Your objective:
Pictures stay out of the copy; restate everything else in the material exactly.

Data supplied:
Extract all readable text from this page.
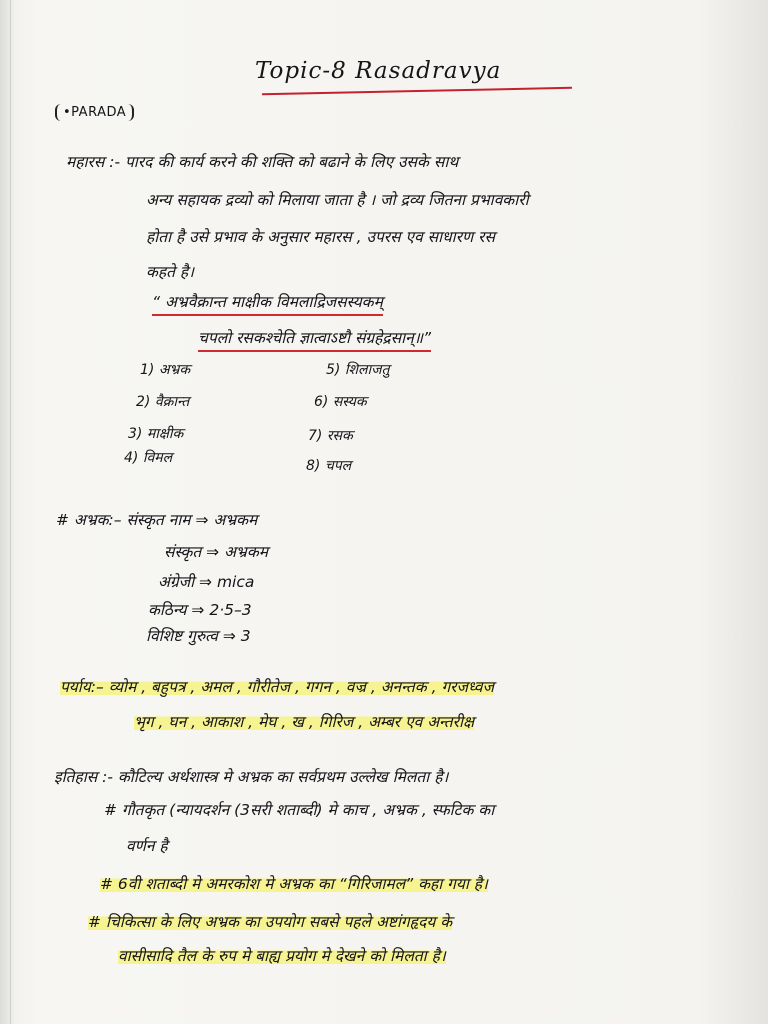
Topic-8 Rasadravya
•PARADA
महारस :- पारद की कार्य करने की शक्ति को बढाने के लिए उसके साथ
अन्य सहायक द्रव्यो को मिलाया जाता है । जो द्रव्य जितना प्रभावकारी
होता है उसे प्रभाव के अनुसार महारस , उपरस एव साधारण रस
कहते है।
“ अभ्रवैक्रान्त माक्षीक विमलाद्रिजसस्यकम्
चपलो रसकश्चेति ज्ञात्वाऽष्टौ संग्रहेद्रसान्॥”
1) अभ्रक
2) वैक्रान्त
3) माक्षीक
4) विमल
5) शिलाजतु
6) सस्यक
7) रसक
8) चपल
# अभ्रक:– संस्कृत नाम ⇒ अभ्रकम
संस्कृत ⇒ अभ्रकम
अंग्रेजी ⇒ mica
कठिन्य ⇒ 2·5–3
विशिष्ट गुरुत्व ⇒ 3
पर्याय:– व्योम , बहुपत्र , अमल , गौरीतेज , गगन , वज्र , अनन्तक , गरजध्वज
भृग , घन , आकाश , मेघ , ख , गिरिज , अम्बर एव अन्तरीक्ष
इतिहास :- कौटिल्य अर्थशास्त्र मे अभ्रक का सर्वप्रथम उल्लेख मिलता है।
# गौतकृत (न्यायदर्शन (3सरी शताब्दी) मे काच , अभ्रक , स्फटिक का
वर्णन है
# 6वी शताब्दी मे अमरकोश मे अभ्रक का “गिरिजामल” कहा गया है।
# चिकित्सा के लिए अभ्रक का उपयोग सबसे पहले अष्टांगहृदय के
वासीसादि तैल के रुप मे बाह्य प्रयोग मे देखने को मिलता है।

Output:
Extract all readable text from this page.
Topic-8 Rasadravya
•PARADA
महारस :- पारद की कार्य करने की शक्ति को बढाने के लिए उसके साथ
अन्य सहायक द्रव्यो को मिलाया जाता है । जो द्रव्य जितना प्रभावकारी
होता है उसे प्रभाव के अनुसार महारस , उपरस एव साधारण रस
कहते है।
“ अभ्रवैक्रान्त माक्षीक विमलाद्रिजसस्यकम्
चपलो रसकश्चेति ज्ञात्वाऽष्टौ संग्रहेद्रसान्॥”
1) अभ्रक
2) वैक्रान्त
3) माक्षीक
4) विमल
5) शिलाजतु
6) सस्यक
7) रसक
8) चपल
# अभ्रक:– संस्कृत नाम ⇒ अभ्रकम
संस्कृत ⇒ अभ्रकम
अंग्रेजी ⇒ mica
कठिन्य ⇒ 2·5–3
विशिष्ट गुरुत्व ⇒ 3
पर्याय:– व्योम , बहुपत्र , अमल , गौरीतेज , गगन , वज्र , अनन्तक , गरजध्वज
भृग , घन , आकाश , मेघ , ख , गिरिज , अम्बर एव अन्तरीक्ष
इतिहास :- कौटिल्य अर्थशास्त्र मे अभ्रक का सर्वप्रथम उल्लेख मिलता है।
# गौतकृत (न्यायदर्शन (3सरी शताब्दी) मे काच , अभ्रक , स्फटिक का
वर्णन है
# 6वी शताब्दी मे अमरकोश मे अभ्रक का “गिरिजामल” कहा गया है।
# चिकित्सा के लिए अभ्रक का उपयोग सबसे पहले अष्टांगहृदय के
वासीसादि तैल के रुप मे बाह्य प्रयोग मे देखने को मिलता है।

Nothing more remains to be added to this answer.